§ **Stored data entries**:
——————

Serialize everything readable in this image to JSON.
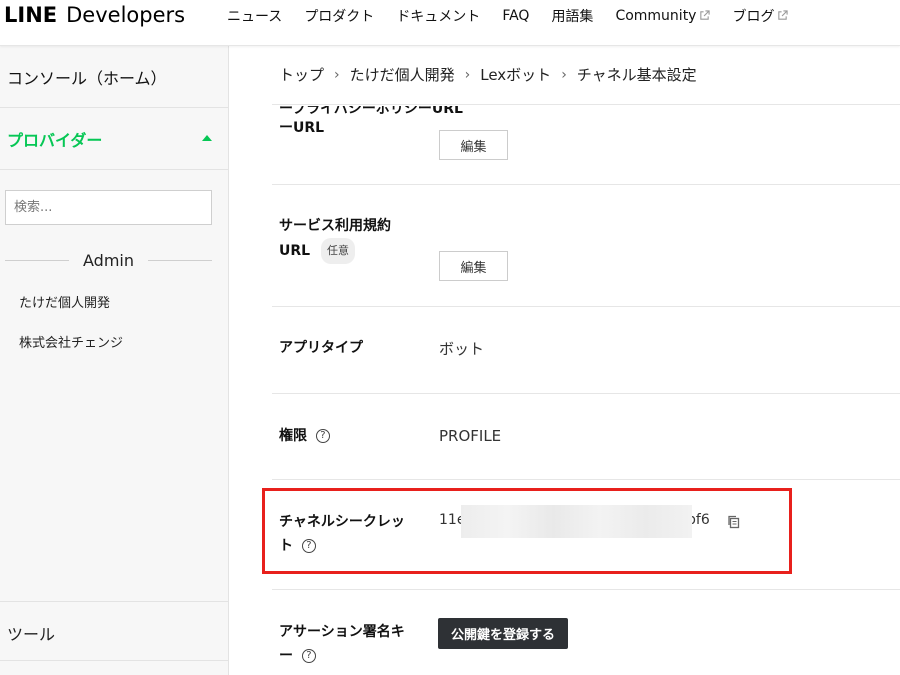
{
  "header": {
    "logo_line": "LINE",
    "logo_developers": "Developers",
    "nav": [
      "ニュース",
      "プロダクト",
      "ドキュメント",
      "FAQ",
      "用語集",
      "Community",
      "ブログ"
    ]
  },
  "sidebar": {
    "console": "コンソール（ホーム）",
    "provider": "プロバイダー",
    "search_placeholder": "検索...",
    "section": "Admin",
    "providers": [
      "たけだ個人開発",
      "株式会社チェンジ"
    ],
    "tools": "ツール"
  },
  "breadcrumb": [
    "トップ",
    "たけだ個人開発",
    "Lexボット",
    "チャネル基本設定"
  ],
  "settings": {
    "privacy_label_partial": "ープライバシーポリシーURL",
    "privacy_label_line2": "ーURL",
    "edit": "編集",
    "terms_label_1": "サービス利用規約",
    "terms_label_2": "URL",
    "optional_badge": "任意",
    "app_type_label": "アプリタイプ",
    "app_type_value": "ボット",
    "permission_label": "権限",
    "permission_value": "PROFILE",
    "secret_label_1": "チャネルシークレッ",
    "secret_label_2": "ト",
    "secret_prefix": "11e",
    "secret_suffix": "bf6",
    "assertion_label_1": "アサーション署名キ",
    "assertion_label_2": "ー",
    "register_key": "公開鍵を登録する",
    "help_glyph": "?"
  },
  "colors": {
    "brand_green": "#06c755",
    "highlight_red": "#e8201c",
    "dark_button": "#2e3135"
  },
  "icons": {
    "external_link": "external-link-icon",
    "copy": "copy-icon",
    "help": "question-circle-icon",
    "caret": "caret-up-icon"
  }
}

——————

Each entry above is to be written out again unchanged, apart from the pictures, which are left out.

Serialize everything readable in this image to JSON.
{
  "header": {
    "logo_line": "LINE",
    "logo_developers": "Developers",
    "nav": [
      "ニュース",
      "プロダクト",
      "ドキュメント",
      "FAQ",
      "用語集",
      "Community",
      "ブログ"
    ]
  },
  "sidebar": {
    "console": "コンソール（ホーム）",
    "provider": "プロバイダー",
    "search_placeholder": "検索...",
    "section": "Admin",
    "providers": [
      "たけだ個人開発",
      "株式会社チェンジ"
    ],
    "tools": "ツール"
  },
  "breadcrumb": [
    "トップ",
    "たけだ個人開発",
    "Lexボット",
    "チャネル基本設定"
  ],
  "settings": {
    "privacy_label_partial": "ープライバシーポリシーURL",
    "privacy_label_line2": "ーURL",
    "edit": "編集",
    "terms_label_1": "サービス利用規約",
    "terms_label_2": "URL",
    "optional_badge": "任意",
    "app_type_label": "アプリタイプ",
    "app_type_value": "ボット",
    "permission_label": "権限",
    "permission_value": "PROFILE",
    "secret_label_1": "チャネルシークレッ",
    "secret_label_2": "ト",
    "secret_prefix": "11e",
    "secret_suffix": "bf6",
    "assertion_label_1": "アサーション署名キ",
    "assertion_label_2": "ー",
    "register_key": "公開鍵を登録する",
    "help_glyph": "?"
  },
  "colors": {
    "brand_green": "#06c755",
    "highlight_red": "#e8201c",
    "dark_button": "#2e3135"
  },
  "icons": {
    "external_link": "external-link-icon",
    "copy": "copy-icon",
    "help": "question-circle-icon",
    "caret": "caret-up-icon"
  }
}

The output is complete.